▶ Directions for this task
Exclude the pictures; give every entry again exactly as written.

▶ Data shown
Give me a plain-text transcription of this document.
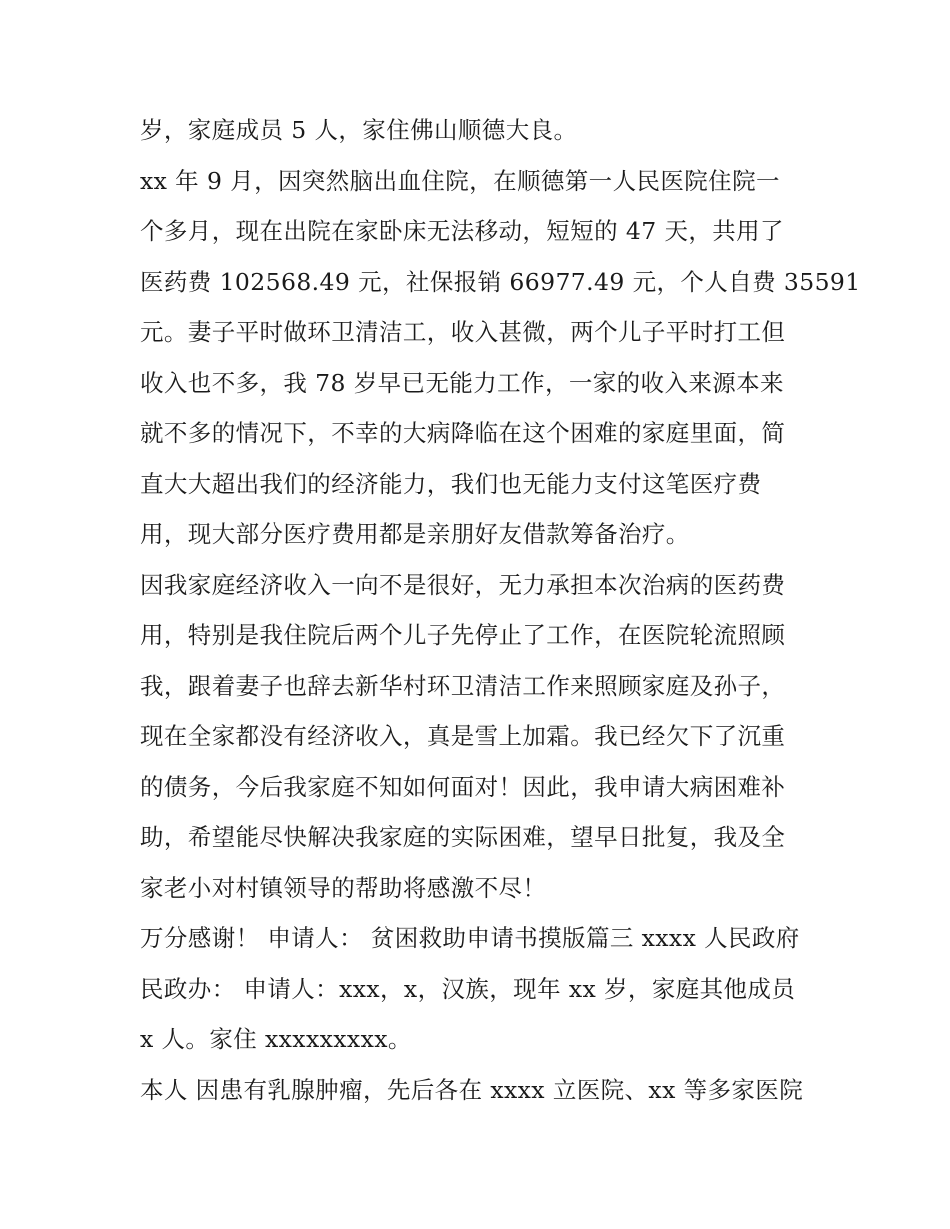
岁，家庭成员 5 人，家住佛山顺德大良。
xx 年 9 月，因突然脑出血住院，在顺德第一人民医院住院一
个多月，现在出院在家卧床无法移动，短短的 47 天，共用了
医药费 102568.49 元，社保报销 66977.49 元，个人自费 35591
元。妻子平时做环卫清洁工，收入甚微，两个儿子平时打工但
收入也不多，我 78 岁早已无能力工作，一家的收入来源本来
就不多的情况下，不幸的大病降临在这个困难的家庭里面，简
直大大超出我们的经济能力，我们也无能力支付这笔医疗费
用，现大部分医疗费用都是亲朋好友借款筹备治疗。
因我家庭经济收入一向不是很好，无力承担本次治病的医药费
用，特别是我住院后两个儿子先停止了工作，在医院轮流照顾
我，跟着妻子也辞去新华村环卫清洁工作来照顾家庭及孙子，
现在全家都没有经济收入，真是雪上加霜。我已经欠下了沉重
的债务，今后我家庭不知如何面对！因此，我申请大病困难补
助，希望能尽快解决我家庭的实际困难，望早日批复，我及全
家老小对村镇领导的帮助将感激不尽！
万分感谢！ 申请人： 贫困救助申请书摸版篇三 xxxx 人民政府
民政办： 申请人：xxx，x，汉族，现年 xx 岁，家庭其他成员
x 人。家住 xxxxxxxxx。
本人 因患有乳腺肿瘤，先后各在 xxxx 立医院、xx 等多家医院
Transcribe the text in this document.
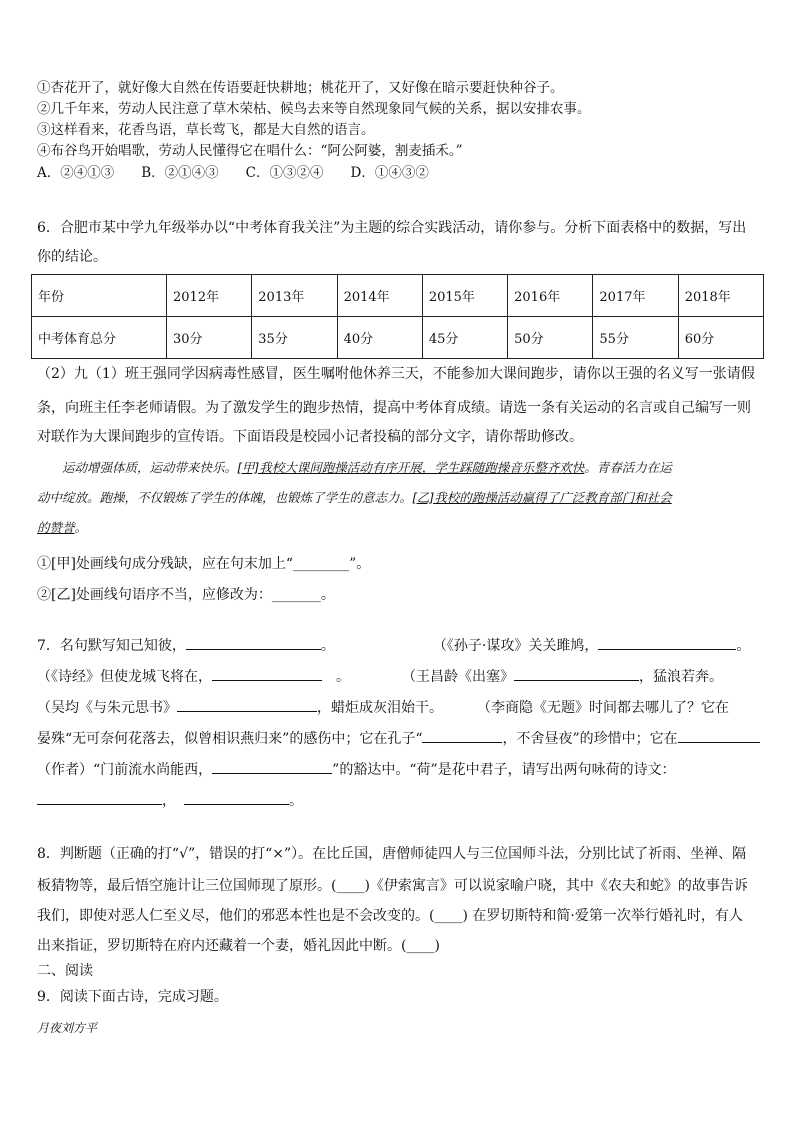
①杏花开了，就好像大自然在传语要赶快耕地；桃花开了，又好像在暗示要赶快种谷子。
②几千年来，劳动人民注意了草木荣枯、候鸟去来等自然现象同气候的关系，据以安排农事。
③这样看来，花香鸟语，草长莺飞，都是大自然的语言。
④布谷鸟开始唱歌，劳动人民懂得它在唱什么：“阿公阿婆，割麦插禾。”
A．②④①③　　B．②①④③　　C．①③②④　　D．①④③②
6．合肥市某中学九年级举办以“中考体育我关注”为主题的综合实践活动，请你参与。分析下面表格中的数据，写出
你的结论。
年份	2012年	2013年	2014年	2015年	2016年	2017年	2018年
中考体育总分	30分	35分	40分	45分	50分	55分	60分
（2）九（1）班王强同学因病毒性感冒，医生嘱咐他休养三天，不能参加大课间跑步，请你以王强的名义写一张请假
条，向班主任李老师请假。为了激发学生的跑步热情，提高中考体育成绩。请选一条有关运动的名言或自己编写一则
对联作为大课间跑步的宣传语。下面语段是校园小记者投稿的部分文字，请你帮助修改。
　　运动增强体质，运动带来快乐。[甲]我校大课间跑操活动有序开展，学生踩随跑操音乐整齐欢快。青春活力在运
动中绽放。跑操，不仅锻炼了学生的体魄，也锻炼了学生的意志力。[乙]我校的跑操活动赢得了广泛教育部门和社会
的赞誉。
①[甲]处画线句成分残缺，应在句末加上“________”。
②[乙]处画线句语序不当，应修改为：_______。
7．名句默写知己知彼，	。	（《孙子·谋攻》关关雎鸠，	。
（《诗经》但使龙城飞将在，	。	（王昌龄《出塞》	，猛浪若奔。
（吴均《与朱元思书》	，蜡炬成灰泪始干。 （李商隐《无题》时间都去哪儿了？它在
晏殊“无可奈何花落去，似曾相识燕归来”的感伤中；它在孔子“	，不舍昼夜”的珍惜中；它在
（作者）“门前流水尚能西，	”的豁达中。“荷”是花中君子，请写出两句咏荷的诗文：
，	。
8．判断题（正确的打“√”，错误的打“×”）。在比丘国，唐僧师徒四人与三位国师斗法，分别比试了祈雨、坐禅、隔
板猜物等，最后悟空施计让三位国师现了原形。(____)《伊索寓言》可以说家喻户晓，其中《农夫和蛇》的故事告诉
我们，即使对恶人仁至义尽，他们的邪恶本性也是不会改变的。(____) 在罗切斯特和简·爱第一次举行婚礼时，有人
出来指证，罗切斯特在府内还藏着一个妻，婚礼因此中断。(____)
二、阅读
9．阅读下面古诗，完成习题。
月夜刘方平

▶ Answer to the exercise
Give me a plain-text transcription of this document.
岁，家庭成员 5 人，家住佛山顺德大良。
xx 年 9 月，因突然脑出血住院，在顺德第一人民医院住院一
个多月，现在出院在家卧床无法移动，短短的 47 天，共用了
医药费 102568.49 元，社保报销 66977.49 元，个人自费 35591
元。妻子平时做环卫清洁工，收入甚微，两个儿子平时打工但
收入也不多，我 78 岁早已无能力工作，一家的收入来源本来
就不多的情况下，不幸的大病降临在这个困难的家庭里面，简
直大大超出我们的经济能力，我们也无能力支付这笔医疗费
用，现大部分医疗费用都是亲朋好友借款筹备治疗。
因我家庭经济收入一向不是很好，无力承担本次治病的医药费
用，特别是我住院后两个儿子先停止了工作，在医院轮流照顾
我，跟着妻子也辞去新华村环卫清洁工作来照顾家庭及孙子，
现在全家都没有经济收入，真是雪上加霜。我已经欠下了沉重
的债务，今后我家庭不知如何面对！因此，我申请大病困难补
助，希望能尽快解决我家庭的实际困难，望早日批复，我及全
家老小对村镇领导的帮助将感激不尽！
万分感谢！ 申请人： 贫困救助申请书摸版篇三 xxxx 人民政府
民政办： 申请人：xxx，x，汉族，现年 xx 岁，家庭其他成员
x 人。家住 xxxxxxxxx。
本人 因患有乳腺肿瘤，先后各在 xxxx 立医院、xx 等多家医院
Transcribe the text in this document.
①杏花开了，就好像大自然在传语要赶快耕地；桃花开了，又好像在暗示要赶快种谷子。
②几千年来，劳动人民注意了草木荣枯、候鸟去来等自然现象同气候的关系，据以安排农事。
③这样看来，花香鸟语，草长莺飞，都是大自然的语言。
④布谷鸟开始唱歌，劳动人民懂得它在唱什么：“阿公阿婆，割麦插禾。”
A．②④①③　　B．②①④③　　C．①③②④　　D．①④③②
6．合肥市某中学九年级举办以“中考体育我关注”为主题的综合实践活动，请你参与。分析下面表格中的数据，写出
你的结论。
年份	2012年	2013年	2014年	2015年	2016年	2017年	2018年
中考体育总分	30分	35分	40分	45分	50分	55分	60分
（2）九（1）班王强同学因病毒性感冒，医生嘱咐他休养三天，不能参加大课间跑步，请你以王强的名义写一张请假
条，向班主任李老师请假。为了激发学生的跑步热情，提高中考体育成绩。请选一条有关运动的名言或自己编写一则
对联作为大课间跑步的宣传语。下面语段是校园小记者投稿的部分文字，请你帮助修改。
　　运动增强体质，运动带来快乐。[甲]我校大课间跑操活动有序开展，学生踩随跑操音乐整齐欢快。青春活力在运
动中绽放。跑操，不仅锻炼了学生的体魄，也锻炼了学生的意志力。[乙]我校的跑操活动赢得了广泛教育部门和社会
的赞誉。
①[甲]处画线句成分残缺，应在句末加上“________”。
②[乙]处画线句语序不当，应修改为：_______。
7．名句默写知己知彼，	。	（《孙子·谋攻》关关雎鸠，	。
（《诗经》但使龙城飞将在，	。	（王昌龄《出塞》	，猛浪若奔。
（吴均《与朱元思书》	，蜡炬成灰泪始干。 （李商隐《无题》时间都去哪儿了？它在
晏殊“无可奈何花落去，似曾相识燕归来”的感伤中；它在孔子“	，不舍昼夜”的珍惜中；它在
（作者）“门前流水尚能西，	”的豁达中。“荷”是花中君子，请写出两句咏荷的诗文：
，	。
8．判断题（正确的打“√”，错误的打“×”）。在比丘国，唐僧师徒四人与三位国师斗法，分别比试了祈雨、坐禅、隔
板猜物等，最后悟空施计让三位国师现了原形。(____)《伊索寓言》可以说家喻户晓，其中《农夫和蛇》的故事告诉
我们，即使对恶人仁至义尽，他们的邪恶本性也是不会改变的。(____) 在罗切斯特和简·爱第一次举行婚礼时，有人
出来指证，罗切斯特在府内还藏着一个妻，婚礼因此中断。(____)
二、阅读
9．阅读下面古诗，完成习题。
月夜刘方平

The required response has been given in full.